§ **What needs to be done**: Find the word "shown" in the material below and gather every line that contains it.

begin Materials provided

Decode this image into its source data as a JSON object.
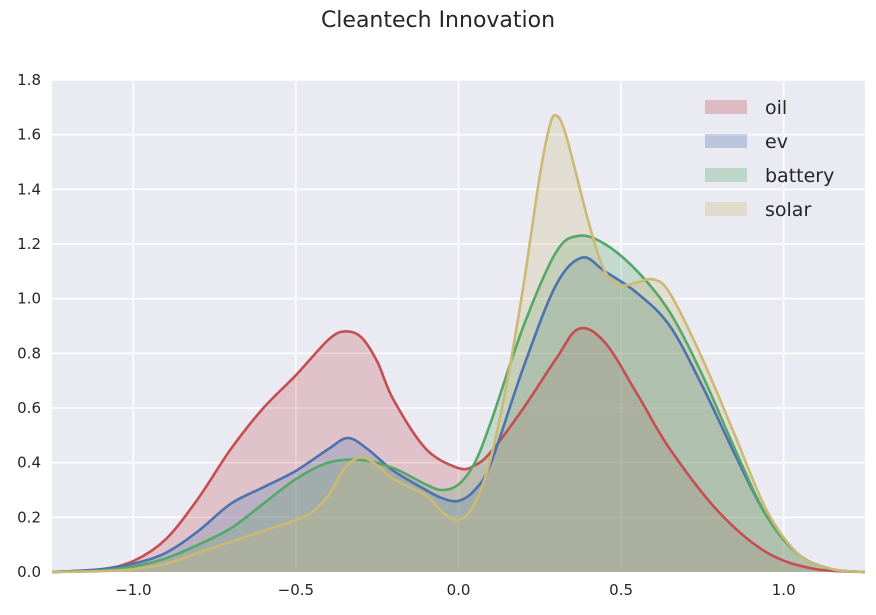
{
  "chart_data": {
    "type": "area",
    "title": "Cleantech Innovation",
    "xlabel": "",
    "ylabel": "",
    "xlim": [
      -1.25,
      1.25
    ],
    "ylim": [
      0,
      1.8
    ],
    "xticks": [
      -1.0,
      -0.5,
      0.0,
      0.5,
      1.0
    ],
    "xtick_labels": [
      "−1.0",
      "−0.5",
      "0.0",
      "0.5",
      "1.0"
    ],
    "yticks": [
      0,
      0.2,
      0.4,
      0.6,
      0.8,
      1.0,
      1.2,
      1.4,
      1.6,
      1.8
    ],
    "ytick_labels": [
      "0.0",
      "0.2",
      "0.4",
      "0.6",
      "0.8",
      "1.0",
      "1.2",
      "1.4",
      "1.6",
      "1.8"
    ],
    "grid": true,
    "legend_position": "top-right",
    "series": [
      {
        "name": "oil",
        "color": "#c44e52",
        "x": [
          -1.25,
          -1.1,
          -1.0,
          -0.9,
          -0.8,
          -0.7,
          -0.6,
          -0.5,
          -0.4,
          -0.35,
          -0.3,
          -0.25,
          -0.2,
          -0.1,
          0.0,
          0.05,
          0.1,
          0.2,
          0.3,
          0.37,
          0.45,
          0.55,
          0.65,
          0.8,
          0.95,
          1.1,
          1.25
        ],
        "y": [
          0.0,
          0.01,
          0.04,
          0.12,
          0.27,
          0.45,
          0.6,
          0.72,
          0.85,
          0.88,
          0.86,
          0.77,
          0.63,
          0.45,
          0.38,
          0.39,
          0.44,
          0.6,
          0.78,
          0.89,
          0.84,
          0.65,
          0.45,
          0.22,
          0.07,
          0.01,
          0.0
        ]
      },
      {
        "name": "ev",
        "color": "#4c72b0",
        "x": [
          -1.25,
          -1.1,
          -1.0,
          -0.9,
          -0.8,
          -0.7,
          -0.6,
          -0.5,
          -0.4,
          -0.34,
          -0.28,
          -0.2,
          -0.1,
          -0.05,
          0.0,
          0.05,
          0.1,
          0.2,
          0.3,
          0.38,
          0.45,
          0.55,
          0.65,
          0.75,
          0.85,
          0.95,
          1.05,
          1.15,
          1.25
        ],
        "y": [
          0.0,
          0.01,
          0.03,
          0.07,
          0.15,
          0.25,
          0.31,
          0.37,
          0.45,
          0.49,
          0.45,
          0.37,
          0.3,
          0.27,
          0.26,
          0.3,
          0.4,
          0.75,
          1.05,
          1.15,
          1.1,
          1.02,
          0.9,
          0.68,
          0.43,
          0.2,
          0.06,
          0.01,
          0.0
        ]
      },
      {
        "name": "battery",
        "color": "#55a868",
        "x": [
          -1.25,
          -1.1,
          -1.0,
          -0.9,
          -0.8,
          -0.7,
          -0.6,
          -0.5,
          -0.4,
          -0.3,
          -0.2,
          -0.1,
          -0.05,
          0.0,
          0.05,
          0.1,
          0.2,
          0.3,
          0.37,
          0.45,
          0.55,
          0.65,
          0.75,
          0.85,
          0.95,
          1.05,
          1.15,
          1.25
        ],
        "y": [
          0.0,
          0.005,
          0.02,
          0.05,
          0.1,
          0.16,
          0.25,
          0.34,
          0.4,
          0.41,
          0.38,
          0.32,
          0.3,
          0.32,
          0.4,
          0.55,
          0.9,
          1.17,
          1.23,
          1.2,
          1.1,
          0.95,
          0.72,
          0.45,
          0.2,
          0.06,
          0.01,
          0.0
        ]
      },
      {
        "name": "solar",
        "color": "#ccb974",
        "x": [
          -1.25,
          -1.1,
          -1.0,
          -0.9,
          -0.8,
          -0.7,
          -0.6,
          -0.5,
          -0.45,
          -0.4,
          -0.35,
          -0.3,
          -0.25,
          -0.2,
          -0.1,
          -0.05,
          0.0,
          0.05,
          0.1,
          0.15,
          0.2,
          0.25,
          0.28,
          0.3,
          0.33,
          0.4,
          0.45,
          0.5,
          0.55,
          0.6,
          0.65,
          0.75,
          0.85,
          0.95,
          1.05,
          1.15,
          1.25
        ],
        "y": [
          0.0,
          0.003,
          0.01,
          0.03,
          0.07,
          0.11,
          0.15,
          0.19,
          0.22,
          0.28,
          0.38,
          0.42,
          0.39,
          0.34,
          0.28,
          0.22,
          0.19,
          0.25,
          0.42,
          0.7,
          1.05,
          1.45,
          1.63,
          1.67,
          1.6,
          1.28,
          1.1,
          1.05,
          1.06,
          1.07,
          1.02,
          0.78,
          0.5,
          0.22,
          0.06,
          0.01,
          0.0
        ]
      }
    ]
  }
}
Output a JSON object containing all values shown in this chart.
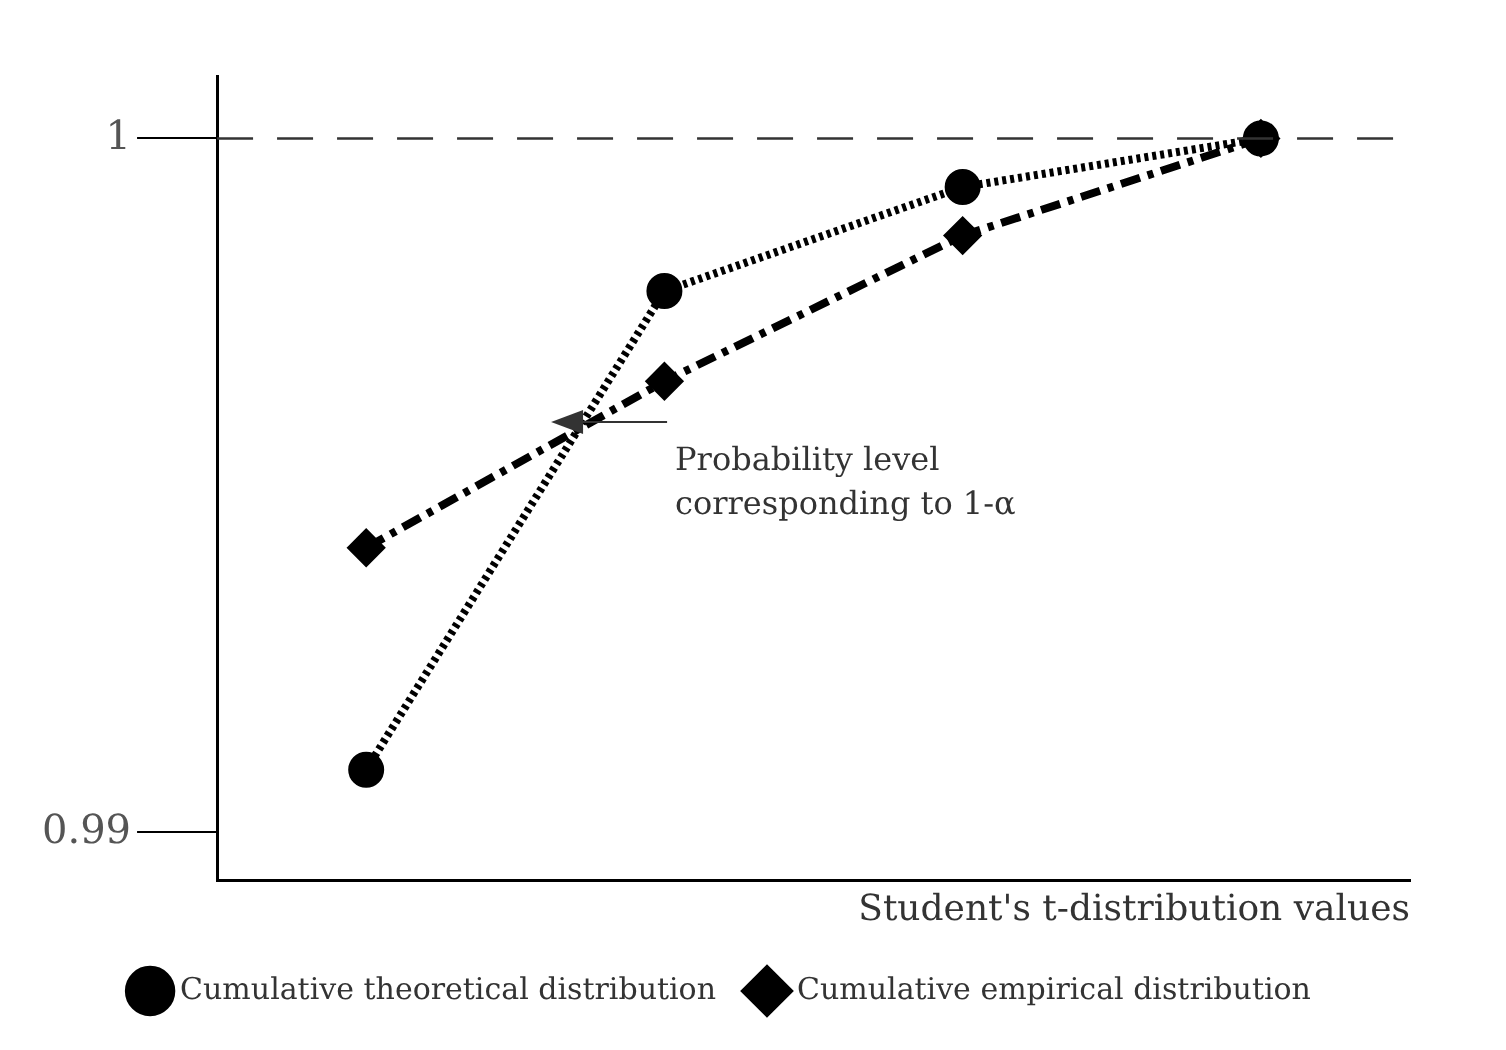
{
  "chart_data": {
    "type": "line",
    "xlabel": "Student's t-distribution values",
    "categories": [
      null,
      null,
      null,
      null
    ],
    "series": [
      {
        "name": "Cumulative theoretical distribution",
        "color": "#000000",
        "marker": "circle",
        "line_style": "dotted",
        "values": [
          0.9909,
          0.9978,
          0.9993,
          1
        ]
      },
      {
        "name": "Cumulative empirical distribution",
        "color": "#000000",
        "marker": "diamond",
        "line_style": "dashed",
        "values": [
          0.9941,
          0.9965,
          0.9986,
          1
        ]
      }
    ],
    "ylim": [
      0.9893,
      1.0009
    ],
    "yticks": [
      0.99,
      1
    ],
    "tick_labels": "y",
    "grid": false,
    "legend": "bottom",
    "ref_lines": [
      {
        "axis": "y",
        "value": 1,
        "color": "#333333",
        "line_style": "dashed"
      }
    ],
    "annotations": [
      "Probability level\ncorresponding to 1-α"
    ]
  }
}
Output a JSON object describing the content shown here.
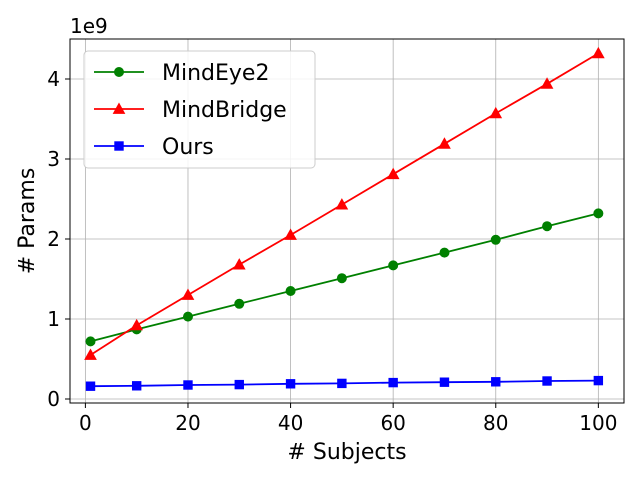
{
  "chart_data": {
    "type": "line",
    "title": "",
    "xlabel": "# Subjects",
    "ylabel": "# Params",
    "y_offset_label": "1e9",
    "x": [
      1,
      10,
      20,
      30,
      40,
      50,
      60,
      70,
      80,
      90,
      100
    ],
    "xlim": [
      -3,
      105
    ],
    "ylim": [
      -0.05,
      4.5
    ],
    "xticks": [
      0,
      20,
      40,
      60,
      80,
      100
    ],
    "yticks": [
      0,
      1,
      2,
      3,
      4
    ],
    "grid": true,
    "legend_position": "upper-left",
    "series": [
      {
        "name": "MindEye2",
        "color": "#008000",
        "marker": "circle",
        "values": [
          0.72,
          0.87,
          1.03,
          1.19,
          1.35,
          1.51,
          1.67,
          1.83,
          1.99,
          2.16,
          2.32
        ]
      },
      {
        "name": "MindBridge",
        "color": "#ff0000",
        "marker": "triangle",
        "values": [
          0.55,
          0.92,
          1.3,
          1.68,
          2.05,
          2.43,
          2.81,
          3.19,
          3.57,
          3.94,
          4.32
        ]
      },
      {
        "name": "Ours",
        "color": "#0000ff",
        "marker": "square",
        "values": [
          0.16,
          0.165,
          0.175,
          0.18,
          0.19,
          0.195,
          0.205,
          0.21,
          0.215,
          0.225,
          0.23
        ]
      }
    ]
  }
}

end Materials provided

§ **Exercise answer**:
Output a JSON object containing all values shown in this chart.
Output a JSON object describing the content shown here.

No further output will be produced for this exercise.